- THE EXERCISE: Gather all lines in the entries below that include the word "المبلغ".
[begin ITEMS]
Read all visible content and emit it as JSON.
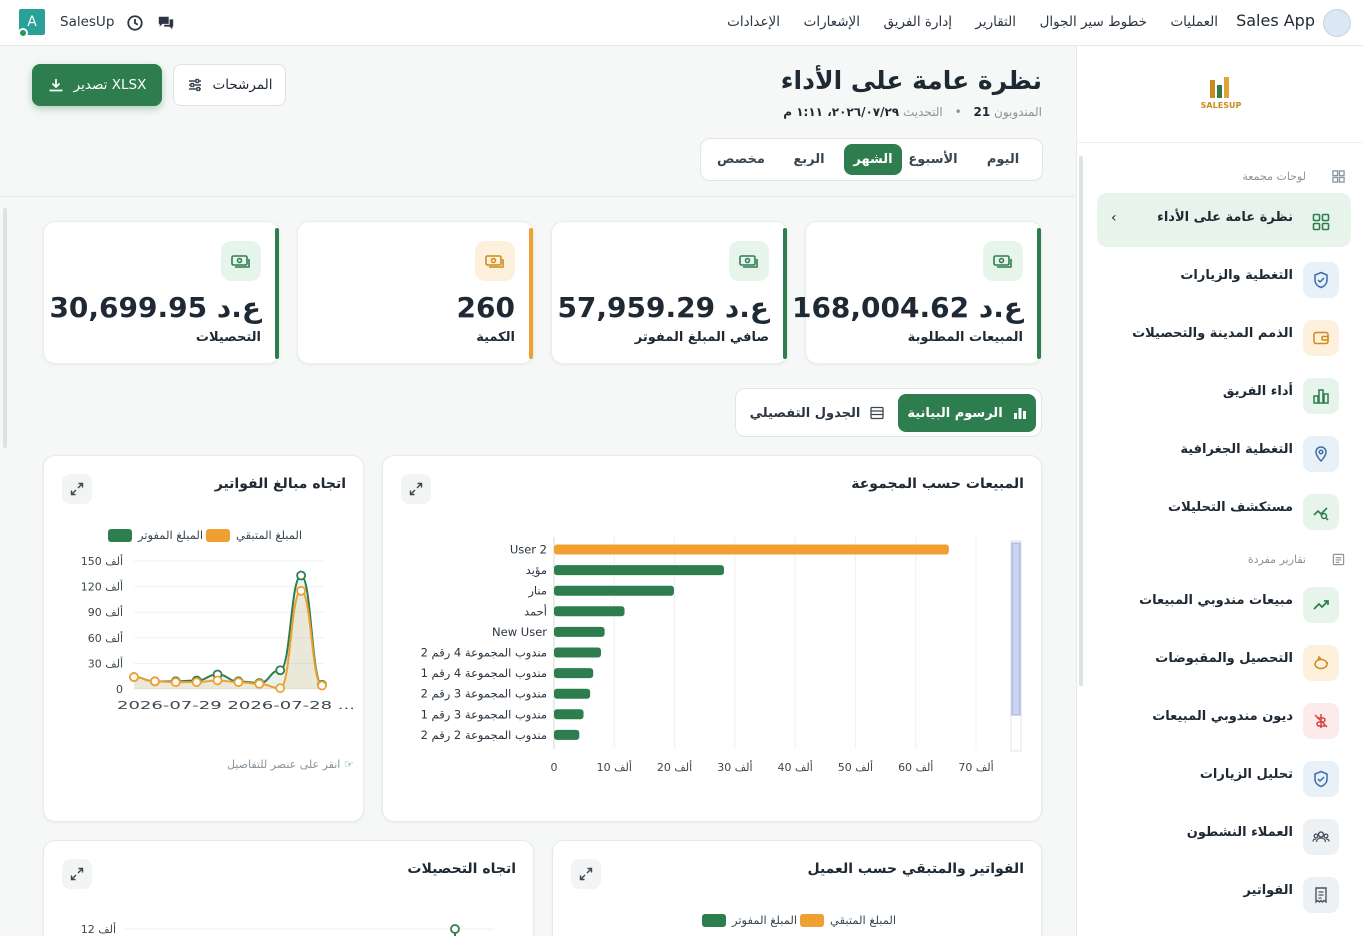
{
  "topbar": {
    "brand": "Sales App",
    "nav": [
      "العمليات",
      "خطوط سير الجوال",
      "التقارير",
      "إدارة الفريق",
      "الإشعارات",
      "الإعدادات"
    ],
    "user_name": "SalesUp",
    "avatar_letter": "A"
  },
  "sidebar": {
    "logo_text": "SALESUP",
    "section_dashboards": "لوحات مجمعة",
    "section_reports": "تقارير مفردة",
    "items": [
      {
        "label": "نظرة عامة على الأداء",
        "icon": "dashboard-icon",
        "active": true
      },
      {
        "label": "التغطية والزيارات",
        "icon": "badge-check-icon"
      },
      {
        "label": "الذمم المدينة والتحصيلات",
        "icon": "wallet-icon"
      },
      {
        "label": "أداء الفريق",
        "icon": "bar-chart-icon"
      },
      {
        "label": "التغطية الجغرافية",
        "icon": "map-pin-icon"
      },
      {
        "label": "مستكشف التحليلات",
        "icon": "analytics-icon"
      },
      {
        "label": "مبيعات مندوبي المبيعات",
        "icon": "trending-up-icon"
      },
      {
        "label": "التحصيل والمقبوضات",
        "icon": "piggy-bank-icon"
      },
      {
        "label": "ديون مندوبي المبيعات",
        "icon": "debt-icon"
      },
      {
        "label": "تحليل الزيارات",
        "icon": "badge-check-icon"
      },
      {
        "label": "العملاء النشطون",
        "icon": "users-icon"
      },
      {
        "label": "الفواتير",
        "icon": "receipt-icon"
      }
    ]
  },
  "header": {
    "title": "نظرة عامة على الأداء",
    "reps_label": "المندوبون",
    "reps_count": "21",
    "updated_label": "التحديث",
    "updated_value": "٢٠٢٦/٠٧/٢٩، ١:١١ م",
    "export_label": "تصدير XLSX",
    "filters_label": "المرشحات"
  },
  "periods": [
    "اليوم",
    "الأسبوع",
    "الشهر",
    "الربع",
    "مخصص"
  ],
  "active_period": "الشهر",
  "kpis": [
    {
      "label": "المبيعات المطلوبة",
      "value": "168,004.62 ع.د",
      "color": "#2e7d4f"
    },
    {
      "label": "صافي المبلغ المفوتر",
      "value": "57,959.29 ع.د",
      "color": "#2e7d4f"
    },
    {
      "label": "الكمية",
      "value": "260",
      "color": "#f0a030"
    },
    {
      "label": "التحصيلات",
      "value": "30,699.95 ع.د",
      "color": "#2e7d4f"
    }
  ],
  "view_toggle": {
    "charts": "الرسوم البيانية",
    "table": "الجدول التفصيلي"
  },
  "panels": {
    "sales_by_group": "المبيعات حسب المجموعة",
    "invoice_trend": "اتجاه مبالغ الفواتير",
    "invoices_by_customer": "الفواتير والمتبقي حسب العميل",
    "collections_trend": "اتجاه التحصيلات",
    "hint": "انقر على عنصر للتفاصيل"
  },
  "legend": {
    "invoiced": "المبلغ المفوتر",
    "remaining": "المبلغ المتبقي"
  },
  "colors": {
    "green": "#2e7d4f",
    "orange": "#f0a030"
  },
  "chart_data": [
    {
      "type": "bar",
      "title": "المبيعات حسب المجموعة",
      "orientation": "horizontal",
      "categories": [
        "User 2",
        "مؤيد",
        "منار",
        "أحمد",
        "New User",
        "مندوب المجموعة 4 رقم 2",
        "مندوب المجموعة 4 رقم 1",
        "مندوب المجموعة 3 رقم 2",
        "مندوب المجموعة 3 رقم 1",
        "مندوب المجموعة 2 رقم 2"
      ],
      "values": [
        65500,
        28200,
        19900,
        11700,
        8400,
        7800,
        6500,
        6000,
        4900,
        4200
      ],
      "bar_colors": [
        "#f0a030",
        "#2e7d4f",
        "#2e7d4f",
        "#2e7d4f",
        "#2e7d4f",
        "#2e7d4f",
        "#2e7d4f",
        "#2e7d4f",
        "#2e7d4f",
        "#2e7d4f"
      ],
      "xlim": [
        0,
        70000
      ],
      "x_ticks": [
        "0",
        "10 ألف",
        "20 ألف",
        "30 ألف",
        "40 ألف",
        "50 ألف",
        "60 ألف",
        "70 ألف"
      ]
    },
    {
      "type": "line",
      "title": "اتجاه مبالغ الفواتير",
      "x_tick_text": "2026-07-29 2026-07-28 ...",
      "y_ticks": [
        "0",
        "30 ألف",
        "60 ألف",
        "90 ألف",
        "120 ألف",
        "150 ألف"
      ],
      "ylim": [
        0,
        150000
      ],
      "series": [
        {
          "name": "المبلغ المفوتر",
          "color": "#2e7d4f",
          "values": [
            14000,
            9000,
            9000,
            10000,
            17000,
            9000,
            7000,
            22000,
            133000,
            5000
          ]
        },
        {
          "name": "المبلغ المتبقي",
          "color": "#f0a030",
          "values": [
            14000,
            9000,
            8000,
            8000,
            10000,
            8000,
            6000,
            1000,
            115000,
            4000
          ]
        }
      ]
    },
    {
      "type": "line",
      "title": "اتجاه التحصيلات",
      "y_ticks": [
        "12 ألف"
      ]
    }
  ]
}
[end ITEMS]
[begin ITEMS]
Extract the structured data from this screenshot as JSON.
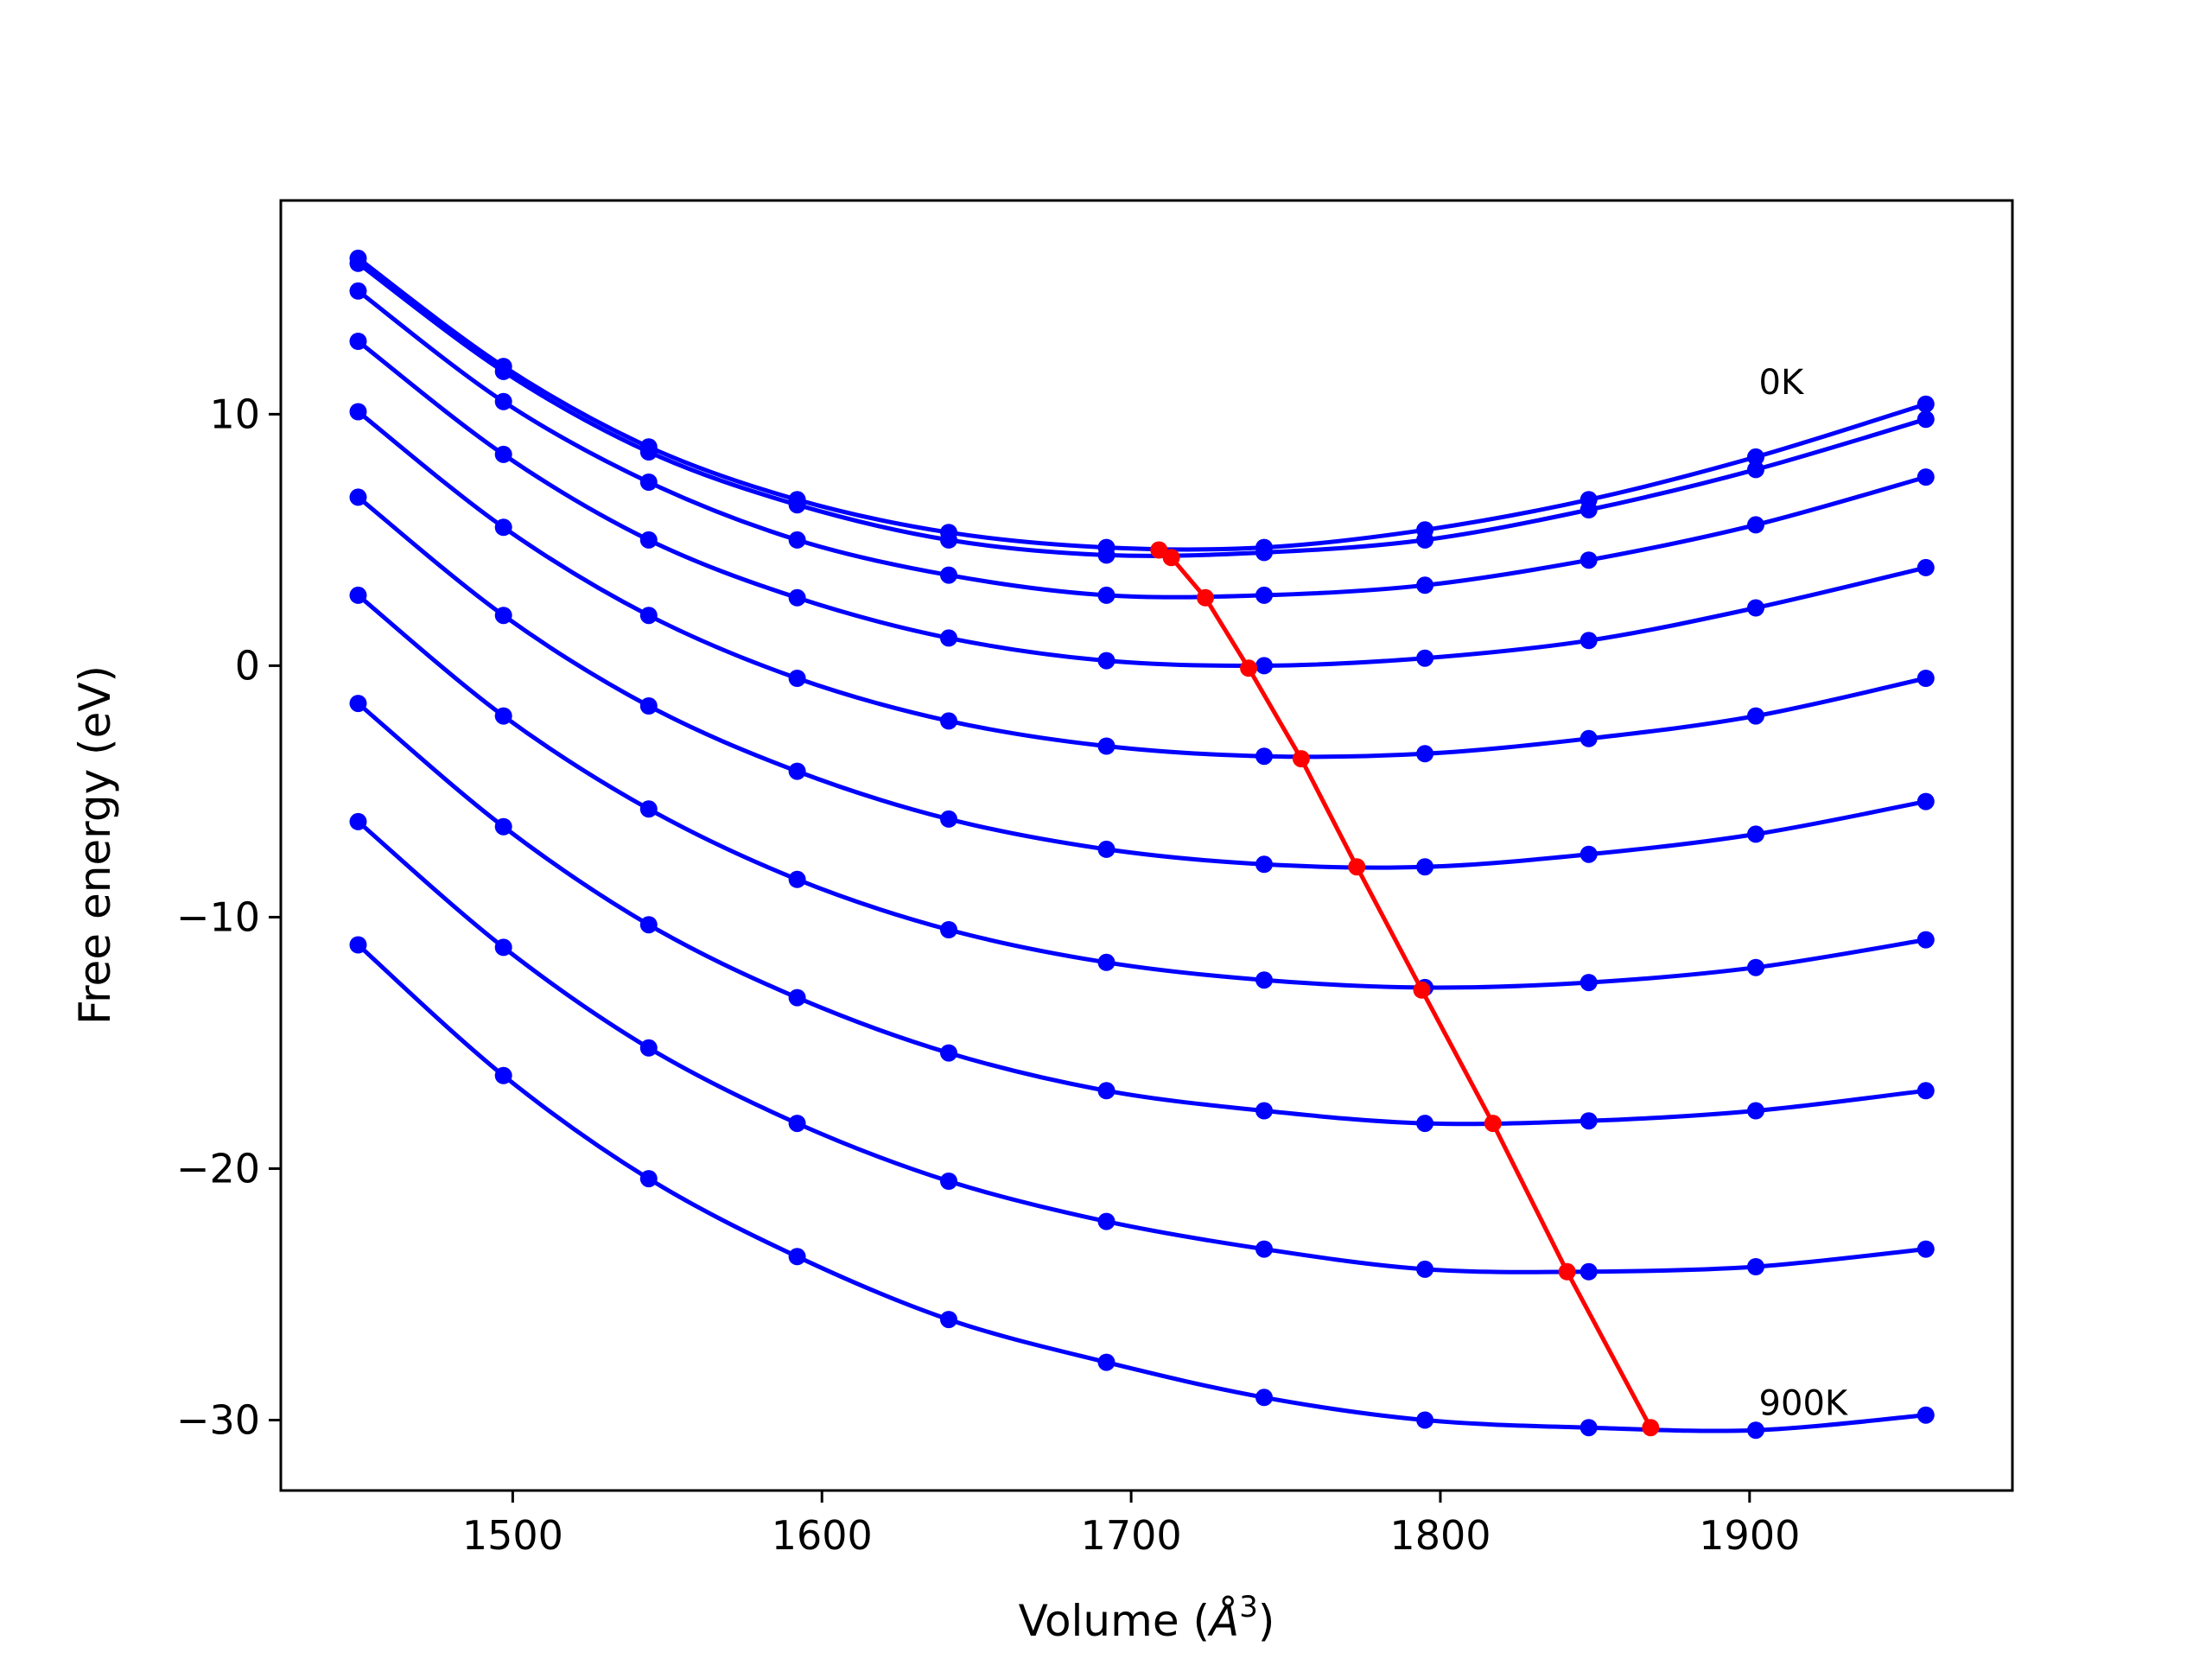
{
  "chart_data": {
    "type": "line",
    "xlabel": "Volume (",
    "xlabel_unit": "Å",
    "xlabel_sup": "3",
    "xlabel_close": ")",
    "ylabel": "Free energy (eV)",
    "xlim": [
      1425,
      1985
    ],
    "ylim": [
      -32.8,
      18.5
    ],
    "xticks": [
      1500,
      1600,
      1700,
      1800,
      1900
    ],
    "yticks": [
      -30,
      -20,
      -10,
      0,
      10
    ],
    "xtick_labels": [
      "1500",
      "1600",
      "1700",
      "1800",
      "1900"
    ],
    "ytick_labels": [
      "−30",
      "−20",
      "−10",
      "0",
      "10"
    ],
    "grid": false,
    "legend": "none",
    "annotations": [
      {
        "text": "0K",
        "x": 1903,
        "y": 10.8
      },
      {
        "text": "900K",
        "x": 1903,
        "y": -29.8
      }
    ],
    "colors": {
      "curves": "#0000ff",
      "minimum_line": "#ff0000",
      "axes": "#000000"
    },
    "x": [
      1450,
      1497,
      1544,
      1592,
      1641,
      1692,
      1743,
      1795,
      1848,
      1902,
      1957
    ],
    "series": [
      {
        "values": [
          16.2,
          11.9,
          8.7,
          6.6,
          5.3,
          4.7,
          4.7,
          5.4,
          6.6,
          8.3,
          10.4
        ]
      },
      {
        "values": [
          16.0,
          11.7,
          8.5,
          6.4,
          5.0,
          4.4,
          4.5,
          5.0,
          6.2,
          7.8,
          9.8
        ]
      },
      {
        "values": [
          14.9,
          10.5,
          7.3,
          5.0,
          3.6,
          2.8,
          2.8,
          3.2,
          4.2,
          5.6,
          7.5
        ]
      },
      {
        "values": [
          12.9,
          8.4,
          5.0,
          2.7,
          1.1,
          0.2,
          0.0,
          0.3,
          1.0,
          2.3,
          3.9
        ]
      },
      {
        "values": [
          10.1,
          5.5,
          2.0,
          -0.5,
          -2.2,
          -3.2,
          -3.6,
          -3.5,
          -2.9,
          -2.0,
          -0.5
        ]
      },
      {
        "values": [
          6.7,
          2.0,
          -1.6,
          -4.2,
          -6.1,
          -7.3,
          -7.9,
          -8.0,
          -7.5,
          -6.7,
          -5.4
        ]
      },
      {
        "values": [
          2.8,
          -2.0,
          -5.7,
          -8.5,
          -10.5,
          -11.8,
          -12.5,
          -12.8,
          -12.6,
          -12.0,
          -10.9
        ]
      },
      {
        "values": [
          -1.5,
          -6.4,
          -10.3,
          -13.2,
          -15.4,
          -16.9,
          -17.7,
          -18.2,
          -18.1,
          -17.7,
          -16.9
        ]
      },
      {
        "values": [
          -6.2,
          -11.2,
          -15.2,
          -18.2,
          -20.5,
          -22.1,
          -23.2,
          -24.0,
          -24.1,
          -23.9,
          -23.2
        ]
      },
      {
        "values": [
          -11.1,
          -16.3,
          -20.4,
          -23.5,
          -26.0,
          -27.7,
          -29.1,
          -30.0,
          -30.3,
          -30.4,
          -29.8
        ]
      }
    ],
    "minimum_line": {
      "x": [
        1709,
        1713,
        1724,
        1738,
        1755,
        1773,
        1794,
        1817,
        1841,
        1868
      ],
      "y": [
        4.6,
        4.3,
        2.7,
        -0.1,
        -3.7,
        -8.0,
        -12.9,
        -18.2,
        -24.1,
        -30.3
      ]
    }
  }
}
[end ITEMS]
- EXERCISE OUTPUT:
      "label": "صافي المبلغ المفوتر",
    "invoiced": "المبلغ المفوتر",
    "remaining": "المبلغ المتبقي"
          "name": "المبلغ المفوتر",
          "name": "المبلغ المتبقي",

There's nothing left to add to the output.